## THE TASK
Set down, in full, every record in the block.
-- Begin --
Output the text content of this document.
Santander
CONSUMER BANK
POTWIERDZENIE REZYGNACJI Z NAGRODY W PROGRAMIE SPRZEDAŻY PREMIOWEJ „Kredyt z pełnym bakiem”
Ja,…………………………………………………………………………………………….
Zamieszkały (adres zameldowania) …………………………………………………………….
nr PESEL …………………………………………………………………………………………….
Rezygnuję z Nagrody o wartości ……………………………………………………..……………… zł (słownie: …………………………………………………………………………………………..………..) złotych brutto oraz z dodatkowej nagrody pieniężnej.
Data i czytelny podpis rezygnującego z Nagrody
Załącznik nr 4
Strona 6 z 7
-- End --
## COMPLETED EXERCISE
Output the text content of this document.
Santander
CONSUMER BANK
POTWIERDZENIE REZYGNACJI Z NAGRODY W PROGRAMIE SPRZEDAŻY PREMIOWEJ „Kredyt z pełnym bakiem”
Ja,…………………………………………………………………………………………….
Zamieszkały (adres zameldowania) …………………………………………………………….
nr PESEL …………………………………………………………………………………………….
Rezygnuję z Nagrody o wartości ……………………………………………………..……………… zł (słownie: …………………………………………………………………………………………..………..) złotych brutto oraz z dodatkowej nagrody pieniężnej.
Data i czytelny podpis rezygnującego z Nagrody
Załącznik nr 4
Strona 6 z 7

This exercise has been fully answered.